Collect every line in the records below that contains the word "annuali".

## START

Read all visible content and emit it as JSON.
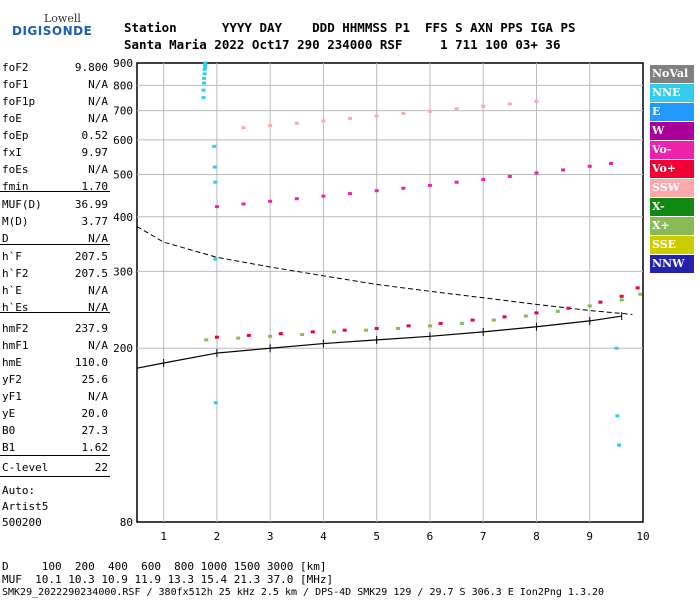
{
  "logo": {
    "line1": "Lowell",
    "line2": "DIGISONDE"
  },
  "header": {
    "labels": "Station      YYYY DAY    DDD HHMMSS P1  FFS S AXN PPS IGA PS",
    "values": "Santa Maria 2022 Oct17 290 234000 RSF     1 711 100 03+ 36"
  },
  "params": [
    {
      "name": "foF2",
      "value": "9.800"
    },
    {
      "name": "foF1",
      "value": "N/A"
    },
    {
      "name": "foF1p",
      "value": "N/A"
    },
    {
      "name": "foE",
      "value": "N/A"
    },
    {
      "name": "foEp",
      "value": "0.52"
    },
    {
      "name": "fxI",
      "value": "9.97"
    },
    {
      "name": "foEs",
      "value": "N/A"
    },
    {
      "name": "fmin",
      "value": "1.70"
    },
    {
      "name": "MUF(D)",
      "value": "36.99"
    },
    {
      "name": "M(D)",
      "value": "3.77"
    },
    {
      "name": "D",
      "value": "N/A"
    },
    {
      "name": "h`F",
      "value": "207.5"
    },
    {
      "name": "h`F2",
      "value": "207.5"
    },
    {
      "name": "h`E",
      "value": "N/A"
    },
    {
      "name": "h`Es",
      "value": "N/A"
    },
    {
      "name": "hmF2",
      "value": "237.9"
    },
    {
      "name": "hmF1",
      "value": "N/A"
    },
    {
      "name": "hmE",
      "value": "110.0"
    },
    {
      "name": "yF2",
      "value": "25.6"
    },
    {
      "name": "yF1",
      "value": "N/A"
    },
    {
      "name": "yE",
      "value": "20.0"
    },
    {
      "name": "B0",
      "value": "27.3"
    },
    {
      "name": "B1",
      "value": "1.62"
    },
    {
      "name": "C-level",
      "value": "22"
    }
  ],
  "notes": [
    "Auto:",
    "Artist5",
    "500200"
  ],
  "legend": [
    {
      "label": "NoVal",
      "color": "#808080"
    },
    {
      "label": "NNE",
      "color": "#33ccee"
    },
    {
      "label": "E",
      "color": "#2299ff"
    },
    {
      "label": "W",
      "color": "#aa0099"
    },
    {
      "label": "Vo-",
      "color": "#ee22aa"
    },
    {
      "label": "Vo+",
      "color": "#ee0033"
    },
    {
      "label": "SSW",
      "color": "#ffaaaa"
    },
    {
      "label": "X-",
      "color": "#118811"
    },
    {
      "label": "X+",
      "color": "#88bb55"
    },
    {
      "label": "SSE",
      "color": "#cccc00"
    },
    {
      "label": "NNW",
      "color": "#2222aa"
    }
  ],
  "footer": {
    "line1": "D     100  200  400  600  800 1000 1500 3000 [km]",
    "line2": "MUF  10.1 10.3 10.9 11.9 13.3 15.4 21.3 37.0 [MHz]",
    "line3": "SMK29_2022290234000.RSF / 380fx512h 25 kHz 2.5 km / DPS-4D SMK29 129 / 29.7 S 306.3 E Ion2Png 1.3.20"
  },
  "chart_data": {
    "type": "scatter",
    "xlabel": "",
    "ylabel": "",
    "xlim": [
      0.5,
      10
    ],
    "ylim": [
      80,
      900
    ],
    "x_ticks": [
      1,
      2,
      3,
      4,
      5,
      6,
      7,
      8,
      9,
      10
    ],
    "y_ticks": [
      80,
      200,
      300,
      400,
      500,
      600,
      700,
      800,
      900
    ],
    "y_scale": "log",
    "grid": true,
    "series": [
      {
        "name": "Vo+",
        "color": "#ee0033",
        "x": [
          2.0,
          2.6,
          3.2,
          3.8,
          4.4,
          5.0,
          5.6,
          6.2,
          6.8,
          7.4,
          8.0,
          8.6,
          9.2,
          9.6,
          9.9
        ],
        "y": [
          212,
          214,
          216,
          218,
          220,
          222,
          225,
          228,
          232,
          236,
          241,
          247,
          255,
          263,
          275
        ]
      },
      {
        "name": "X+",
        "color": "#88bb55",
        "x": [
          1.8,
          2.4,
          3.0,
          3.6,
          4.2,
          4.8,
          5.4,
          6.0,
          6.6,
          7.2,
          7.8,
          8.4,
          9.0,
          9.6,
          9.95
        ],
        "y": [
          209,
          211,
          213,
          215,
          218,
          220,
          222,
          225,
          228,
          232,
          237,
          243,
          250,
          258,
          266
        ]
      },
      {
        "name": "Vo-",
        "color": "#ee22aa",
        "x": [
          2.0,
          2.5,
          3.0,
          3.5,
          4.0,
          4.5,
          5.0,
          5.5,
          6.0,
          6.5,
          7.0,
          7.5,
          8.0,
          8.5,
          9.0,
          9.4
        ],
        "y": [
          422,
          428,
          434,
          440,
          446,
          452,
          459,
          465,
          472,
          480,
          487,
          495,
          504,
          512,
          522,
          530
        ]
      },
      {
        "name": "SSW",
        "color": "#ffaaaa",
        "x": [
          2.5,
          3.0,
          3.5,
          4.0,
          4.5,
          5.0,
          5.5,
          6.0,
          6.5,
          7.0,
          7.5,
          8.0
        ],
        "y": [
          640,
          647,
          655,
          663,
          672,
          681,
          690,
          698,
          707,
          716,
          725,
          735
        ]
      },
      {
        "name": "NNE",
        "color": "#33ccee",
        "x": [
          1.75,
          1.75,
          1.76,
          1.76,
          1.77,
          1.77,
          1.78,
          1.78,
          1.78,
          1.95,
          1.96,
          1.97,
          1.97,
          1.98,
          9.5,
          9.52,
          9.55
        ],
        "y": [
          750,
          780,
          810,
          830,
          850,
          870,
          880,
          890,
          900,
          580,
          520,
          480,
          320,
          150,
          200,
          140,
          120
        ]
      }
    ],
    "virtual_height_trace": {
      "x": [
        0.5,
        1.0,
        2.0,
        3.0,
        4.0,
        5.0,
        6.0,
        7.0,
        8.0,
        9.0,
        9.6
      ],
      "y": [
        180,
        185,
        195,
        200,
        205,
        209,
        213,
        218,
        224,
        231,
        237
      ]
    },
    "profile_curve": {
      "x": [
        0.5,
        1.0,
        2.0,
        3.0,
        4.0,
        5.0,
        6.0,
        7.0,
        8.0,
        9.0,
        9.8
      ],
      "y": [
        380,
        350,
        323,
        307,
        293,
        280,
        270,
        261,
        252,
        244,
        239
      ]
    }
  }
}
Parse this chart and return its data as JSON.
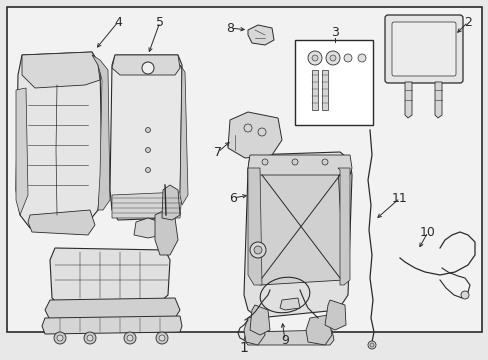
{
  "figsize": [
    4.89,
    3.6
  ],
  "dpi": 100,
  "bg_color": "#e8e8e8",
  "panel_color": "#f0f0f0",
  "line_color": "#2a2a2a",
  "fill_light": "#e8e8e8",
  "fill_mid": "#d0d0d0",
  "fill_dark": "#b8b8b8",
  "label_fs": 9,
  "border_lw": 1.0
}
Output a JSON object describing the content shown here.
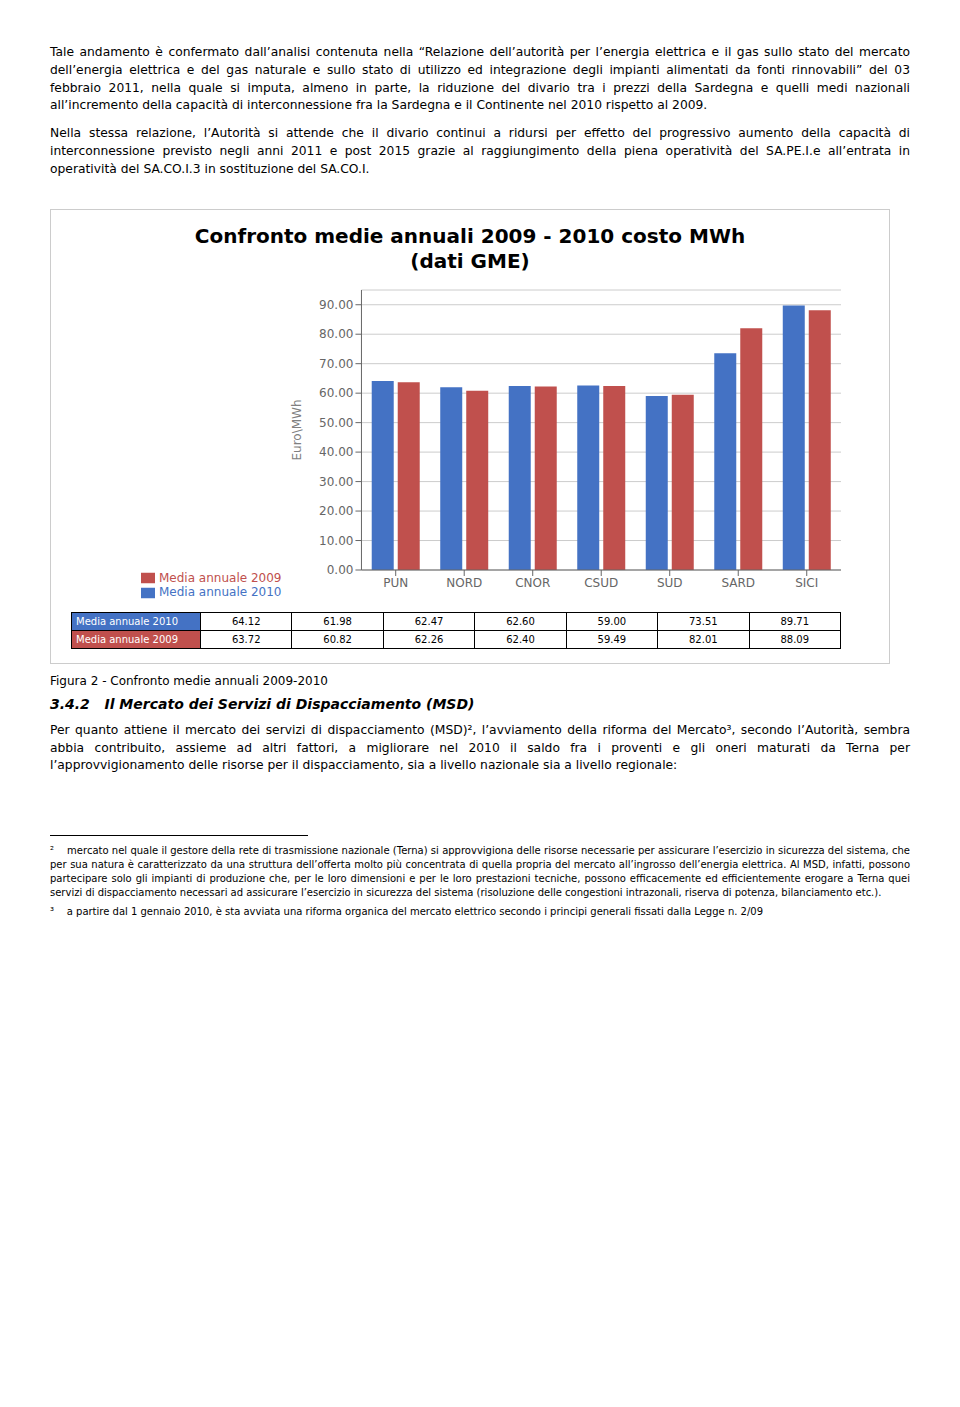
{
  "chart_data": {
    "type": "bar",
    "title": "Confronto medie annuali 2009 - 2010 costo MWh",
    "subtitle": "(dati GME)",
    "ylabel": "Euro\\MWh",
    "categories": [
      "PUN",
      "NORD",
      "CNOR",
      "CSUD",
      "SUD",
      "SARD",
      "SICI"
    ],
    "series": [
      {
        "name": "Media annuale 2010",
        "color": "#4472C4",
        "values": [
          64.12,
          61.98,
          62.47,
          62.6,
          59.0,
          73.51,
          89.71
        ],
        "value_labels": [
          "64.12",
          "61.98",
          "62.47",
          "62.60",
          "59.00",
          "73.51",
          "89.71"
        ]
      },
      {
        "name": "Media annuale 2009",
        "color": "#C0504D",
        "values": [
          63.72,
          60.82,
          62.26,
          62.4,
          59.49,
          82.01,
          88.09
        ],
        "value_labels": [
          "63.72",
          "60.82",
          "62.26",
          "62.40",
          "59.49",
          "82.01",
          "88.09"
        ]
      }
    ],
    "ylim": [
      0,
      95
    ],
    "yticks": [
      {
        "value": 0,
        "label": "0.00"
      },
      {
        "value": 10,
        "label": "10.00"
      },
      {
        "value": 20,
        "label": "20.00"
      },
      {
        "value": 30,
        "label": "30.00"
      },
      {
        "value": 40,
        "label": "40.00"
      },
      {
        "value": 50,
        "label": "50.00"
      },
      {
        "value": 60,
        "label": "60.00"
      },
      {
        "value": 70,
        "label": "70.00"
      },
      {
        "value": 80,
        "label": "80.00"
      },
      {
        "value": 90,
        "label": "90.00"
      }
    ],
    "grid": true,
    "legend": "bottom",
    "annotations": [
      "Tale andamento è confermato dall’analisi contenuta nella “Relazione dell’autorità per l’energia elettrica e il gas sullo stato del mercato dell’energia elettrica e del gas naturale e sullo stato di utilizzo ed integrazione degli impianti alimentati da fonti rinnovabili” del 03 febbraio 2011, nella quale si imputa, almeno in parte, la riduzione del divario tra i prezzi della Sardegna e quelli medi nazionali all’incremento della capacità di interconnessione fra la Sardegna e il Continente nel 2010 rispetto al 2009.",
      "Nella stessa relazione, l’Autorità si attende che il divario continui a ridursi per effetto del progressivo aumento della capacità di interconnessione previsto negli anni 2011 e post 2015 grazie al raggiungimento della piena operatività del SA.PE.I.e all’entrata in operatività del SA.CO.I.3 in sostituzione del SA.CO.I.",
      "Figura 2 - Confronto medie annuali 2009-2010",
      "3.4.2   Il Mercato dei Servizi di Dispacciamento (MSD)",
      "Per quanto attiene il mercato dei servizi di dispacciamento (MSD)², l’avviamento della riforma del Mercato³, secondo l’Autorità, sembra abbia contribuito, assieme ad altri fattori, a migliorare nel 2010 il saldo fra i proventi e gli oneri maturati da Terna per l’approvvigionamento delle risorse per il dispacciamento, sia a livello nazionale sia a livello regionale:",
      "²    mercato nel quale il gestore della rete di trasmissione nazionale (Terna) si approvvigiona delle risorse necessarie per assicurare l’esercizio in sicurezza del sistema, che per sua natura è caratterizzato da una struttura dell’offerta molto più concentrata di quella propria del mercato all’ingrosso dell’energia elettrica. Al MSD, infatti, possono partecipare solo gli impianti di produzione che, per le loro dimensioni e per le loro prestazioni tecniche, possono efficacemente ed efficientemente erogare a Terna quei servizi di dispacciamento necessari ad assicurare l’esercizio in sicurezza del sistema (risoluzione delle congestioni intrazonali, riserva di potenza, bilanciamento etc.).",
      "³    a partire dal 1 gennaio 2010, è sta avviata una riforma organica del mercato elettrico secondo i principi generali fissati dalla Legge n. 2/09"
    ]
  }
}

## END

=== ANSWER IN FULL ===
    "title": "Confronto medie annuali 2009 - 2010 costo MWh",
      "Figura 2 - Confronto medie annuali 2009-2010",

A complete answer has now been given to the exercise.